TO DO ▸ Here are some records; copy every line that holds the word "collection".

Extracted records ▸
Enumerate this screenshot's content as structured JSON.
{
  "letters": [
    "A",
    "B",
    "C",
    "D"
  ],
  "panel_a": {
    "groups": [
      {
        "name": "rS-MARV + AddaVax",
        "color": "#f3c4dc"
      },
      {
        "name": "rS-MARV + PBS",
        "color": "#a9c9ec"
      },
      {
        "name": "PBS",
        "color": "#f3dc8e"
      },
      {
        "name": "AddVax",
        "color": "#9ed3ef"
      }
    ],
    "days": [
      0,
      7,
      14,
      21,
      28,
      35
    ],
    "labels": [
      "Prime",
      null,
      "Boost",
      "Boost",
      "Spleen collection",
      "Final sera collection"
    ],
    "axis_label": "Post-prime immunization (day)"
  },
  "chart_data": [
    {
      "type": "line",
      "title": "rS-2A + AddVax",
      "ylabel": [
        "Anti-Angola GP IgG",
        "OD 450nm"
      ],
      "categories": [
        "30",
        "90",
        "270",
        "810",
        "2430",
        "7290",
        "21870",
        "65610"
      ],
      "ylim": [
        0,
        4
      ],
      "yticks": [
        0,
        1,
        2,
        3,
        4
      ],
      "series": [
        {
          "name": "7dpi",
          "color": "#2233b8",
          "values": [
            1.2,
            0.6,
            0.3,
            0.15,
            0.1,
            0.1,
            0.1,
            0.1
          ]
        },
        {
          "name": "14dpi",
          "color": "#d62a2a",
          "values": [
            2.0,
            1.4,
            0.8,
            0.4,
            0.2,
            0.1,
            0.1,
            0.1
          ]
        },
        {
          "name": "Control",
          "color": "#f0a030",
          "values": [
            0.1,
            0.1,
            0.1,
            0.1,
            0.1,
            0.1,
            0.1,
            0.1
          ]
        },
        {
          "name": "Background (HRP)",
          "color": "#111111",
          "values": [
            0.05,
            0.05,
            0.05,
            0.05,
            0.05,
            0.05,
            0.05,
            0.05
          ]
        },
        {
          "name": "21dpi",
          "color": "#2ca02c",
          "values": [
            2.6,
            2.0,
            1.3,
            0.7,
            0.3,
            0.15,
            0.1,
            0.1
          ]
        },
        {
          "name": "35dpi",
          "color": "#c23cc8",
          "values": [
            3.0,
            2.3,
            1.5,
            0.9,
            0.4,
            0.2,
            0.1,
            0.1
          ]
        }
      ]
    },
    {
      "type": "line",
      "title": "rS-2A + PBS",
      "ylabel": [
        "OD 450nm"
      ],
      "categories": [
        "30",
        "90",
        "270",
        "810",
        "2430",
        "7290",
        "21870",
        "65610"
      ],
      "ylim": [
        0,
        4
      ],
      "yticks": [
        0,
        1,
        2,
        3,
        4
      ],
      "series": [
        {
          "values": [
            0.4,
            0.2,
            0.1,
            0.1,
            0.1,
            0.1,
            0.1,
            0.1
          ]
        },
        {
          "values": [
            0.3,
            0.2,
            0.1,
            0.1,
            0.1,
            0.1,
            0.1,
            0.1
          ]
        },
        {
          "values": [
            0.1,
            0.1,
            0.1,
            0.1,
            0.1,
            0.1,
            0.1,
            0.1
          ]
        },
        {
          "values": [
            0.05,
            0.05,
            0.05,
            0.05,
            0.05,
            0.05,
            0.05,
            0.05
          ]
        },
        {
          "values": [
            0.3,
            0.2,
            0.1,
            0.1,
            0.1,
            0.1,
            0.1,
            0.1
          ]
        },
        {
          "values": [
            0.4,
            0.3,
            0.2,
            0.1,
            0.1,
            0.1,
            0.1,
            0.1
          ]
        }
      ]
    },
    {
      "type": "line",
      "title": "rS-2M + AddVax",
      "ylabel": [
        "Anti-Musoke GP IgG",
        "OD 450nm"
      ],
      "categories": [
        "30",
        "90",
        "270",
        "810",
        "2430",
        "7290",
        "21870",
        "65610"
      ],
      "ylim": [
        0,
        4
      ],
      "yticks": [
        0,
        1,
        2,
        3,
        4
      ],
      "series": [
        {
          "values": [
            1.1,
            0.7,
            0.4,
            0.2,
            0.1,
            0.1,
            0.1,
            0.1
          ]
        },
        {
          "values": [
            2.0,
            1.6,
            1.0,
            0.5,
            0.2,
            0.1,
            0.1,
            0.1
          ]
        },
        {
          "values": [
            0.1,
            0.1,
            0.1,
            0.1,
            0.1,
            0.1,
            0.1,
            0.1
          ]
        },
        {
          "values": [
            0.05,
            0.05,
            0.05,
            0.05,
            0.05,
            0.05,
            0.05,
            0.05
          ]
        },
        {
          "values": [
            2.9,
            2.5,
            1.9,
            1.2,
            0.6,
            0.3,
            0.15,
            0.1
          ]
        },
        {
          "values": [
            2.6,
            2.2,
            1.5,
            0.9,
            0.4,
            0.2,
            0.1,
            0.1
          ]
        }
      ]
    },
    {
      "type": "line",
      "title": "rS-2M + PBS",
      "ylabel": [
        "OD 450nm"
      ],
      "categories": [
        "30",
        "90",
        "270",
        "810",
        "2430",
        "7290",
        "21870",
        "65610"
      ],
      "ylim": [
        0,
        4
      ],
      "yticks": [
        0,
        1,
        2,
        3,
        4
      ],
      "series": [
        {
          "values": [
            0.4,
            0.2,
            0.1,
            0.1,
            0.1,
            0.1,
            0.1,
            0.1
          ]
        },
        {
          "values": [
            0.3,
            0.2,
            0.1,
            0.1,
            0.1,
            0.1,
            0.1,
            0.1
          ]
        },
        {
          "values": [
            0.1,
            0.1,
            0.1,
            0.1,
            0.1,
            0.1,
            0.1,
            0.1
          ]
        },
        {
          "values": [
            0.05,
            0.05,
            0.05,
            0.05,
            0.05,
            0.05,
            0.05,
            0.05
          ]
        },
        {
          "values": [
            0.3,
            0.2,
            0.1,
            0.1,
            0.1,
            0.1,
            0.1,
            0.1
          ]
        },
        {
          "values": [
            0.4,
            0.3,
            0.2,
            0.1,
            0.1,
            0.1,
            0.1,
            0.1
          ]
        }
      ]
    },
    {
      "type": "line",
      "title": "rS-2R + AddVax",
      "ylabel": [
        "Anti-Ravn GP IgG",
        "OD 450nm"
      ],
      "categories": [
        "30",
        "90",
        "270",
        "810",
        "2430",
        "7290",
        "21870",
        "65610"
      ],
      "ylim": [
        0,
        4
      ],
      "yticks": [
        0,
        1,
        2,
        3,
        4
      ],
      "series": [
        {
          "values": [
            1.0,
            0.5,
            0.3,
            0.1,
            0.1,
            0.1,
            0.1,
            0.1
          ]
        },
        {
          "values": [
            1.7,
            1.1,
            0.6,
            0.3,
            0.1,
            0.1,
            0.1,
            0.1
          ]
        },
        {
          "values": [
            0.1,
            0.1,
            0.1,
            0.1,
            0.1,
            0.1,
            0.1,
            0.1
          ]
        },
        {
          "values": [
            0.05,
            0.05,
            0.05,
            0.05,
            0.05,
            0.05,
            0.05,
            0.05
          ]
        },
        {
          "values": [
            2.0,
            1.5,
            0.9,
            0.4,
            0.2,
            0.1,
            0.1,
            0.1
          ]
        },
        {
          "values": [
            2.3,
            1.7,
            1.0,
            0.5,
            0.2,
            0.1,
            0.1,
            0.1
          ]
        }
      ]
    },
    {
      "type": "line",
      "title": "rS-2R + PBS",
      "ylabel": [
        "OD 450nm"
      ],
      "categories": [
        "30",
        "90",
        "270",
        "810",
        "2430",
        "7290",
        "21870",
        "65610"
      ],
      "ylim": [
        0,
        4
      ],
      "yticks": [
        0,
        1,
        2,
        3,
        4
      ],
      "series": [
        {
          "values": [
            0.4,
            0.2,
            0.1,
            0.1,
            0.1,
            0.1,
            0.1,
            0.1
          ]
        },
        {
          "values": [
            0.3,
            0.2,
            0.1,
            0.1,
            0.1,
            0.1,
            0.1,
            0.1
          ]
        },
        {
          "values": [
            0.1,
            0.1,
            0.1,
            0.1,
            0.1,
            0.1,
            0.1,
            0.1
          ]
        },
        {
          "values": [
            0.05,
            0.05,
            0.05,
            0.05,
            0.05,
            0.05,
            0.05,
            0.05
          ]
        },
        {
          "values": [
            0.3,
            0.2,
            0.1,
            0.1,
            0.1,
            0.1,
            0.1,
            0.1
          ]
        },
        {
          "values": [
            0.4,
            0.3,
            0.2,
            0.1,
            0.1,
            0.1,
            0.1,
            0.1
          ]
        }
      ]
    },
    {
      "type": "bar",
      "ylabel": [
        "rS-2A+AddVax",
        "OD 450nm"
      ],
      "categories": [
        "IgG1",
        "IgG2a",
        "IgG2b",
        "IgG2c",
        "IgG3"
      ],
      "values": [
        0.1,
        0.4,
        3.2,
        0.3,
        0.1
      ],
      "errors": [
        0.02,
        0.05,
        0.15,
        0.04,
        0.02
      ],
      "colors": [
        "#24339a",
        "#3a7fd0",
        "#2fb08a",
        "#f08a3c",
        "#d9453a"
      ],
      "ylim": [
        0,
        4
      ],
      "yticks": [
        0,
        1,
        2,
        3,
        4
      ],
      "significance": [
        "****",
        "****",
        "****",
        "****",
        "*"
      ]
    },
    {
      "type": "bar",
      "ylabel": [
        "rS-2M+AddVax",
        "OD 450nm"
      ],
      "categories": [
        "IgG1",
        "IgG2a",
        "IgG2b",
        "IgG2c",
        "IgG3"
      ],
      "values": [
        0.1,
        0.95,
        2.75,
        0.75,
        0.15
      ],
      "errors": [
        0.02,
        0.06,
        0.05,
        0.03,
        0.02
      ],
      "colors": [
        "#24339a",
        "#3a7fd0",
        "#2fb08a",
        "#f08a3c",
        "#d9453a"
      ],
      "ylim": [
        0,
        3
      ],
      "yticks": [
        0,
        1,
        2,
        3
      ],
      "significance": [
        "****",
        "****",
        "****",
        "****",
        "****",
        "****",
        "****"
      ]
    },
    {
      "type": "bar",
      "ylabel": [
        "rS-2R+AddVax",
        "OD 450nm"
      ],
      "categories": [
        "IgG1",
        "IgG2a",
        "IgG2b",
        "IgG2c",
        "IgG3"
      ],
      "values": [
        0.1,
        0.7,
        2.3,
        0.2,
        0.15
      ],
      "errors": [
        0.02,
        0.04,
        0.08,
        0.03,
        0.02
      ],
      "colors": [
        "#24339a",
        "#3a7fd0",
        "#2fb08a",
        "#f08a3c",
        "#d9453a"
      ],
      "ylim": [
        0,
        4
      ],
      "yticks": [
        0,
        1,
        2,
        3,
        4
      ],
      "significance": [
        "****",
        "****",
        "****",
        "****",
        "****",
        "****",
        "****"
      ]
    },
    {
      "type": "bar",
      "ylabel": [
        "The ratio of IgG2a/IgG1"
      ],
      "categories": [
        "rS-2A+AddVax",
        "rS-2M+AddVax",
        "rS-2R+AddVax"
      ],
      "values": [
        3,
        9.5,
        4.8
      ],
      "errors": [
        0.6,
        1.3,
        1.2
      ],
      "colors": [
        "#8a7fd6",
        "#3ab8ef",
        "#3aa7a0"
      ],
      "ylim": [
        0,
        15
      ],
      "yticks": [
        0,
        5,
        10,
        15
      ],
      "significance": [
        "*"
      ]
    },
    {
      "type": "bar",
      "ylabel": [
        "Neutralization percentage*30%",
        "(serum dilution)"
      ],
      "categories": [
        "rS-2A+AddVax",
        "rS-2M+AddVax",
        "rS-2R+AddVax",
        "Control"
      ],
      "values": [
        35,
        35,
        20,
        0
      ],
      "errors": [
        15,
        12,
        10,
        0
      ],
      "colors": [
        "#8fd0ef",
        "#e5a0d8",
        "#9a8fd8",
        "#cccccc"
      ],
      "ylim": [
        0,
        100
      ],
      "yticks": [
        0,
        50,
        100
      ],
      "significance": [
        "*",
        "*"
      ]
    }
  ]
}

TASK SOLUTION ▸
      "Spleen collection",
      "Final sera collection"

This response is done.